> [Instructions for the task]: Make an exact copy of the lines, leaving the pictures out.

> [Data provided]:

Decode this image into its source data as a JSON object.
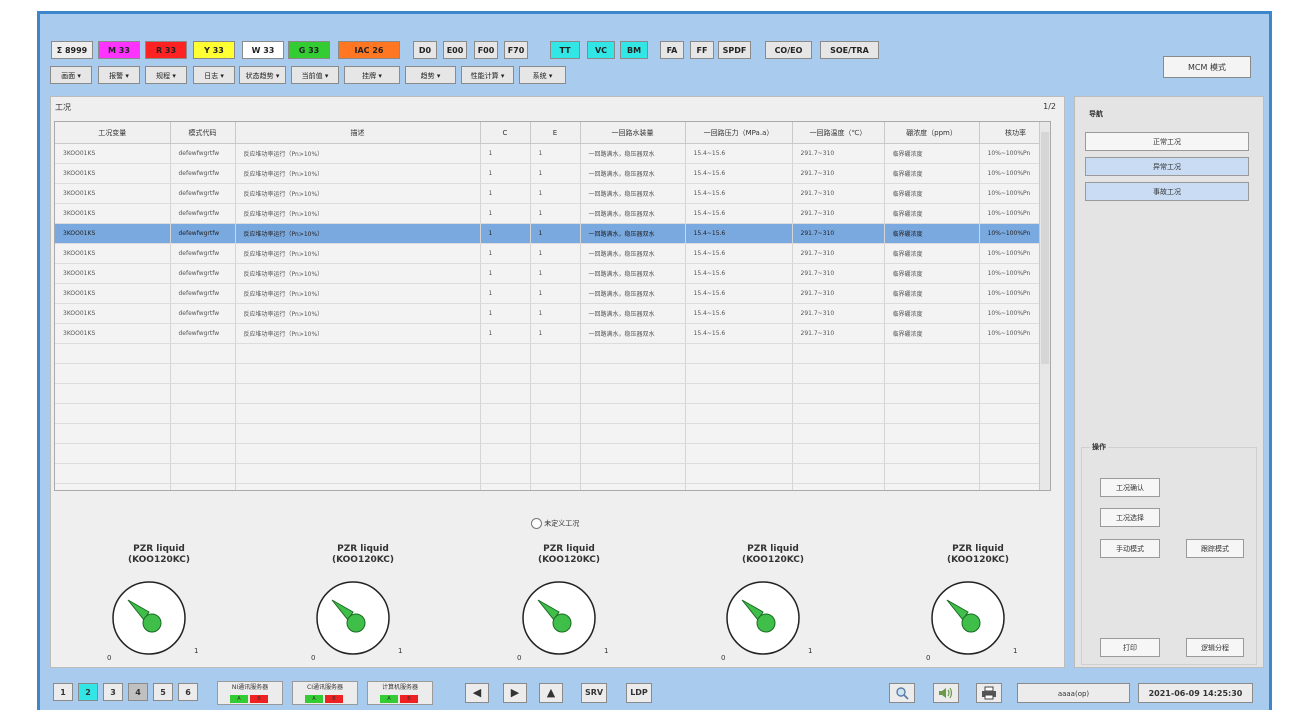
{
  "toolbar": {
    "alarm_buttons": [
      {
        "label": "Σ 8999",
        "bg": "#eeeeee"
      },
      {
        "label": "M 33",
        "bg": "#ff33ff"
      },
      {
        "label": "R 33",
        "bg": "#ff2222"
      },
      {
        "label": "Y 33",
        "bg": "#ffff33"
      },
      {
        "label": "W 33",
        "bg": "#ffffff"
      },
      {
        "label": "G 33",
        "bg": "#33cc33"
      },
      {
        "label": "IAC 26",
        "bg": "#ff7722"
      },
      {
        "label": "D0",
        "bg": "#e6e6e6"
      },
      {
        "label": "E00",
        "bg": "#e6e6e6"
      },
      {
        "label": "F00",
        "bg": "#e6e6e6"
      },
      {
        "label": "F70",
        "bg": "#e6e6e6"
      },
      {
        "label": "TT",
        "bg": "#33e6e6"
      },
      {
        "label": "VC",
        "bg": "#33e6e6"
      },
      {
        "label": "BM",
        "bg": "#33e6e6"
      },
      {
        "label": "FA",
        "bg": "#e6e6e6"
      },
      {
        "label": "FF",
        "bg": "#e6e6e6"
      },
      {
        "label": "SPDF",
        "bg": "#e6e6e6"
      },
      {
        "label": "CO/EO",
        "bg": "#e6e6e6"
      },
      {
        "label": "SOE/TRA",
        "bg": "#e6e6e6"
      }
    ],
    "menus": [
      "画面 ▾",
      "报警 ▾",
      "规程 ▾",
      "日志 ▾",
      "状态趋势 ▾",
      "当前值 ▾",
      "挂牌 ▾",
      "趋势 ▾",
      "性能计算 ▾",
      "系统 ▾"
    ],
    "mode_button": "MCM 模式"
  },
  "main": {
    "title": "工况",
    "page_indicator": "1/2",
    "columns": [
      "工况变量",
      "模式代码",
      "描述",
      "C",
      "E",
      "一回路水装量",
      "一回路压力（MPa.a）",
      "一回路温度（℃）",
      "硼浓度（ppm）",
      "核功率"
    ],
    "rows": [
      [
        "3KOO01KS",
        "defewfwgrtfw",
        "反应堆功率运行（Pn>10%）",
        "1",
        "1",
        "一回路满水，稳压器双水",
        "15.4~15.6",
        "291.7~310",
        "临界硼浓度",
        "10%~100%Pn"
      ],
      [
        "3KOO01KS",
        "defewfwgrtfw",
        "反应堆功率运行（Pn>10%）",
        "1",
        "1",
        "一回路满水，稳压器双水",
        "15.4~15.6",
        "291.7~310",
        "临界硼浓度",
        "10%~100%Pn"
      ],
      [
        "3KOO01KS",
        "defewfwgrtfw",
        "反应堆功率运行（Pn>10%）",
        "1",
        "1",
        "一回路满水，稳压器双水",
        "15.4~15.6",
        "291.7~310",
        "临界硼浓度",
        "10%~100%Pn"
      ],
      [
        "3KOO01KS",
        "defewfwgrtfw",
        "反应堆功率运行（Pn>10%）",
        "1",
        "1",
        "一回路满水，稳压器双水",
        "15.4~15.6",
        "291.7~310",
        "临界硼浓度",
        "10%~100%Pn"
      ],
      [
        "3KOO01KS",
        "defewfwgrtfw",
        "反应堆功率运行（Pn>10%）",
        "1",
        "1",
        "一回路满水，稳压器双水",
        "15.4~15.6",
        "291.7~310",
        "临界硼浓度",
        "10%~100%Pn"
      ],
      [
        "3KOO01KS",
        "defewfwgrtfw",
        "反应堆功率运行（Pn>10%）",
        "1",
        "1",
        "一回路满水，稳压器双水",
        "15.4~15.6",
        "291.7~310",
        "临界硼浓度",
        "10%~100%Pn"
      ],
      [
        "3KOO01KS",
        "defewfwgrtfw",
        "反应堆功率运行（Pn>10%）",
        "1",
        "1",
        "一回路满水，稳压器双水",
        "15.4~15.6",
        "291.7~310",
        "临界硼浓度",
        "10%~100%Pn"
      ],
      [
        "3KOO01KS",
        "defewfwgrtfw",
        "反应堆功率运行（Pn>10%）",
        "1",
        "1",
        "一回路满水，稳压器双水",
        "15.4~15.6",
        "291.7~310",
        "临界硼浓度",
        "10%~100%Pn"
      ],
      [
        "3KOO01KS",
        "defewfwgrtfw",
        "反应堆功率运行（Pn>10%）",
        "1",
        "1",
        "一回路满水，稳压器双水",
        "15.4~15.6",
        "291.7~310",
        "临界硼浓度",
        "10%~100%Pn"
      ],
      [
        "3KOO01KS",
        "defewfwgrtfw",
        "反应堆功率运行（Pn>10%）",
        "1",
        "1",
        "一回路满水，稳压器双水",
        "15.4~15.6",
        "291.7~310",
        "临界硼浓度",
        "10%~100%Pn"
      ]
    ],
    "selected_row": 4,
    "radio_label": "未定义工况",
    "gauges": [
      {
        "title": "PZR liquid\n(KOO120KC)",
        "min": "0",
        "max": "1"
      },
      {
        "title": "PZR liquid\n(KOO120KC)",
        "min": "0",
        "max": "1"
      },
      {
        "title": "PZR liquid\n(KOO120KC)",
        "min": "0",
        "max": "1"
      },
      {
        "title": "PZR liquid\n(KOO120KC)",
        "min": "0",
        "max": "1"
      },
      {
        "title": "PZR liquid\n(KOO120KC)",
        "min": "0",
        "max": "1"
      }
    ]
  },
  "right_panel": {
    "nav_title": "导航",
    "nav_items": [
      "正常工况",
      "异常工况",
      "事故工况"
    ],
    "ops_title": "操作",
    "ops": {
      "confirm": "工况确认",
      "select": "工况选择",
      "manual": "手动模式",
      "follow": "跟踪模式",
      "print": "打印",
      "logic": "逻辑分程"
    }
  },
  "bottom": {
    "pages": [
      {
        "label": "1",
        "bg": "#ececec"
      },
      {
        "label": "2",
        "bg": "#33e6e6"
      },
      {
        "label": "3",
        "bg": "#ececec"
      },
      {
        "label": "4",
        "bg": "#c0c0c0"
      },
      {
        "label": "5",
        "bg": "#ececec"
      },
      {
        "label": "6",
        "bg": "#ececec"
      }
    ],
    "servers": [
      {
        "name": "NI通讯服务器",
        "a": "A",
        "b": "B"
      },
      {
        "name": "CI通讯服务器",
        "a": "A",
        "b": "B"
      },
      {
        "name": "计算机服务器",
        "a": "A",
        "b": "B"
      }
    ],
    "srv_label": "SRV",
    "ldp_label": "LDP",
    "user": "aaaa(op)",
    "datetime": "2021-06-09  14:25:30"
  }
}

> [Output below]:
Decode this image into its source data as a JSON object.
{
  "toolbar": {
    "alarm_buttons": [
      {
        "label": "Σ 8999",
        "bg": "#eeeeee"
      },
      {
        "label": "M 33",
        "bg": "#ff33ff"
      },
      {
        "label": "R 33",
        "bg": "#ff2222"
      },
      {
        "label": "Y 33",
        "bg": "#ffff33"
      },
      {
        "label": "W 33",
        "bg": "#ffffff"
      },
      {
        "label": "G 33",
        "bg": "#33cc33"
      },
      {
        "label": "IAC 26",
        "bg": "#ff7722"
      },
      {
        "label": "D0",
        "bg": "#e6e6e6"
      },
      {
        "label": "E00",
        "bg": "#e6e6e6"
      },
      {
        "label": "F00",
        "bg": "#e6e6e6"
      },
      {
        "label": "F70",
        "bg": "#e6e6e6"
      },
      {
        "label": "TT",
        "bg": "#33e6e6"
      },
      {
        "label": "VC",
        "bg": "#33e6e6"
      },
      {
        "label": "BM",
        "bg": "#33e6e6"
      },
      {
        "label": "FA",
        "bg": "#e6e6e6"
      },
      {
        "label": "FF",
        "bg": "#e6e6e6"
      },
      {
        "label": "SPDF",
        "bg": "#e6e6e6"
      },
      {
        "label": "CO/EO",
        "bg": "#e6e6e6"
      },
      {
        "label": "SOE/TRA",
        "bg": "#e6e6e6"
      }
    ],
    "menus": [
      "画面 ▾",
      "报警 ▾",
      "规程 ▾",
      "日志 ▾",
      "状态趋势 ▾",
      "当前值 ▾",
      "挂牌 ▾",
      "趋势 ▾",
      "性能计算 ▾",
      "系统 ▾"
    ],
    "mode_button": "MCM 模式"
  },
  "main": {
    "title": "工况",
    "page_indicator": "1/2",
    "columns": [
      "工况变量",
      "模式代码",
      "描述",
      "C",
      "E",
      "一回路水装量",
      "一回路压力（MPa.a）",
      "一回路温度（℃）",
      "硼浓度（ppm）",
      "核功率"
    ],
    "rows": [
      [
        "3KOO01KS",
        "defewfwgrtfw",
        "反应堆功率运行（Pn>10%）",
        "1",
        "1",
        "一回路满水，稳压器双水",
        "15.4~15.6",
        "291.7~310",
        "临界硼浓度",
        "10%~100%Pn"
      ],
      [
        "3KOO01KS",
        "defewfwgrtfw",
        "反应堆功率运行（Pn>10%）",
        "1",
        "1",
        "一回路满水，稳压器双水",
        "15.4~15.6",
        "291.7~310",
        "临界硼浓度",
        "10%~100%Pn"
      ],
      [
        "3KOO01KS",
        "defewfwgrtfw",
        "反应堆功率运行（Pn>10%）",
        "1",
        "1",
        "一回路满水，稳压器双水",
        "15.4~15.6",
        "291.7~310",
        "临界硼浓度",
        "10%~100%Pn"
      ],
      [
        "3KOO01KS",
        "defewfwgrtfw",
        "反应堆功率运行（Pn>10%）",
        "1",
        "1",
        "一回路满水，稳压器双水",
        "15.4~15.6",
        "291.7~310",
        "临界硼浓度",
        "10%~100%Pn"
      ],
      [
        "3KOO01KS",
        "defewfwgrtfw",
        "反应堆功率运行（Pn>10%）",
        "1",
        "1",
        "一回路满水，稳压器双水",
        "15.4~15.6",
        "291.7~310",
        "临界硼浓度",
        "10%~100%Pn"
      ],
      [
        "3KOO01KS",
        "defewfwgrtfw",
        "反应堆功率运行（Pn>10%）",
        "1",
        "1",
        "一回路满水，稳压器双水",
        "15.4~15.6",
        "291.7~310",
        "临界硼浓度",
        "10%~100%Pn"
      ],
      [
        "3KOO01KS",
        "defewfwgrtfw",
        "反应堆功率运行（Pn>10%）",
        "1",
        "1",
        "一回路满水，稳压器双水",
        "15.4~15.6",
        "291.7~310",
        "临界硼浓度",
        "10%~100%Pn"
      ],
      [
        "3KOO01KS",
        "defewfwgrtfw",
        "反应堆功率运行（Pn>10%）",
        "1",
        "1",
        "一回路满水，稳压器双水",
        "15.4~15.6",
        "291.7~310",
        "临界硼浓度",
        "10%~100%Pn"
      ],
      [
        "3KOO01KS",
        "defewfwgrtfw",
        "反应堆功率运行（Pn>10%）",
        "1",
        "1",
        "一回路满水，稳压器双水",
        "15.4~15.6",
        "291.7~310",
        "临界硼浓度",
        "10%~100%Pn"
      ],
      [
        "3KOO01KS",
        "defewfwgrtfw",
        "反应堆功率运行（Pn>10%）",
        "1",
        "1",
        "一回路满水，稳压器双水",
        "15.4~15.6",
        "291.7~310",
        "临界硼浓度",
        "10%~100%Pn"
      ]
    ],
    "selected_row": 4,
    "radio_label": "未定义工况",
    "gauges": [
      {
        "title": "PZR liquid\n(KOO120KC)",
        "min": "0",
        "max": "1"
      },
      {
        "title": "PZR liquid\n(KOO120KC)",
        "min": "0",
        "max": "1"
      },
      {
        "title": "PZR liquid\n(KOO120KC)",
        "min": "0",
        "max": "1"
      },
      {
        "title": "PZR liquid\n(KOO120KC)",
        "min": "0",
        "max": "1"
      },
      {
        "title": "PZR liquid\n(KOO120KC)",
        "min": "0",
        "max": "1"
      }
    ]
  },
  "right_panel": {
    "nav_title": "导航",
    "nav_items": [
      "正常工况",
      "异常工况",
      "事故工况"
    ],
    "ops_title": "操作",
    "ops": {
      "confirm": "工况确认",
      "select": "工况选择",
      "manual": "手动模式",
      "follow": "跟踪模式",
      "print": "打印",
      "logic": "逻辑分程"
    }
  },
  "bottom": {
    "pages": [
      {
        "label": "1",
        "bg": "#ececec"
      },
      {
        "label": "2",
        "bg": "#33e6e6"
      },
      {
        "label": "3",
        "bg": "#ececec"
      },
      {
        "label": "4",
        "bg": "#c0c0c0"
      },
      {
        "label": "5",
        "bg": "#ececec"
      },
      {
        "label": "6",
        "bg": "#ececec"
      }
    ],
    "servers": [
      {
        "name": "NI通讯服务器",
        "a": "A",
        "b": "B"
      },
      {
        "name": "CI通讯服务器",
        "a": "A",
        "b": "B"
      },
      {
        "name": "计算机服务器",
        "a": "A",
        "b": "B"
      }
    ],
    "srv_label": "SRV",
    "ldp_label": "LDP",
    "user": "aaaa(op)",
    "datetime": "2021-06-09  14:25:30"
  }
}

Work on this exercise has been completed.